# EXERCISE
Write out the full set of records below exactly.

# ROWS
----------------------------------------
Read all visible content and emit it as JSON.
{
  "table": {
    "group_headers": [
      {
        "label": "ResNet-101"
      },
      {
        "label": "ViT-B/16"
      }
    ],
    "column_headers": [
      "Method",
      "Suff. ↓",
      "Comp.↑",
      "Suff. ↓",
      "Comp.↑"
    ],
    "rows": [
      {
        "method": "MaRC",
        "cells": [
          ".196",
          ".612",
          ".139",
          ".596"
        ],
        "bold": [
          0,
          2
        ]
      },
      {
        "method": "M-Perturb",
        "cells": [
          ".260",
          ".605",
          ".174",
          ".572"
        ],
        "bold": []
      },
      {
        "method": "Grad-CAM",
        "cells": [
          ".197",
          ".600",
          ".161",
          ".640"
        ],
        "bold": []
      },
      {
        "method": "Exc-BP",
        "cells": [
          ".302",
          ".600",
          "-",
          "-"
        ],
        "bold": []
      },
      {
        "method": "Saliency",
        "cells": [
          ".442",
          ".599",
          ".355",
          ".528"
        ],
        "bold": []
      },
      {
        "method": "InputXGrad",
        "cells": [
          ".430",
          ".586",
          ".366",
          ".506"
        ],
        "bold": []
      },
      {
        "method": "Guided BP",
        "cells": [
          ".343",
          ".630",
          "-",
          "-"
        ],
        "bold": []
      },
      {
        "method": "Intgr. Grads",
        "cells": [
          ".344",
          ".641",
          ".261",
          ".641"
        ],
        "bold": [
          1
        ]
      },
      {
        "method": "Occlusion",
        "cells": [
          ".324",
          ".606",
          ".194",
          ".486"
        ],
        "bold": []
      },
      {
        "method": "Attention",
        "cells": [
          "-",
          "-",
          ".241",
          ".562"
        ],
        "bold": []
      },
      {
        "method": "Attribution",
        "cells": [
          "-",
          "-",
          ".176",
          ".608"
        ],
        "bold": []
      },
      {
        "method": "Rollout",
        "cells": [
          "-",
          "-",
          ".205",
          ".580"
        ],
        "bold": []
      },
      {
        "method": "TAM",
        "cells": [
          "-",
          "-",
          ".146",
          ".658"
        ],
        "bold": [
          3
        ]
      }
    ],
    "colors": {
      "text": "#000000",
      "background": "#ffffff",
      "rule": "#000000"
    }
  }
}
----------------------------------------
# OUTPUT OF THE EXERCISE
Read all visible content and emit it as JSON.
{
  "table": {
    "group_headers": [
      {
        "label": "ResNet-101"
      },
      {
        "label": "ViT-B/16"
      }
    ],
    "column_headers": [
      "Method",
      "Suff. ↓",
      "Comp.↑",
      "Suff. ↓",
      "Comp.↑"
    ],
    "rows": [
      {
        "method": "MaRC",
        "cells": [
          ".196",
          ".612",
          ".139",
          ".596"
        ],
        "bold": [
          0,
          2
        ]
      },
      {
        "method": "M-Perturb",
        "cells": [
          ".260",
          ".605",
          ".174",
          ".572"
        ],
        "bold": []
      },
      {
        "method": "Grad-CAM",
        "cells": [
          ".197",
          ".600",
          ".161",
          ".640"
        ],
        "bold": []
      },
      {
        "method": "Exc-BP",
        "cells": [
          ".302",
          ".600",
          "-",
          "-"
        ],
        "bold": []
      },
      {
        "method": "Saliency",
        "cells": [
          ".442",
          ".599",
          ".355",
          ".528"
        ],
        "bold": []
      },
      {
        "method": "InputXGrad",
        "cells": [
          ".430",
          ".586",
          ".366",
          ".506"
        ],
        "bold": []
      },
      {
        "method": "Guided BP",
        "cells": [
          ".343",
          ".630",
          "-",
          "-"
        ],
        "bold": []
      },
      {
        "method": "Intgr. Grads",
        "cells": [
          ".344",
          ".641",
          ".261",
          ".641"
        ],
        "bold": [
          1
        ]
      },
      {
        "method": "Occlusion",
        "cells": [
          ".324",
          ".606",
          ".194",
          ".486"
        ],
        "bold": []
      },
      {
        "method": "Attention",
        "cells": [
          "-",
          "-",
          ".241",
          ".562"
        ],
        "bold": []
      },
      {
        "method": "Attribution",
        "cells": [
          "-",
          "-",
          ".176",
          ".608"
        ],
        "bold": []
      },
      {
        "method": "Rollout",
        "cells": [
          "-",
          "-",
          ".205",
          ".580"
        ],
        "bold": []
      },
      {
        "method": "TAM",
        "cells": [
          "-",
          "-",
          ".146",
          ".658"
        ],
        "bold": [
          3
        ]
      }
    ],
    "colors": {
      "text": "#000000",
      "background": "#ffffff",
      "rule": "#000000"
    }
  }
}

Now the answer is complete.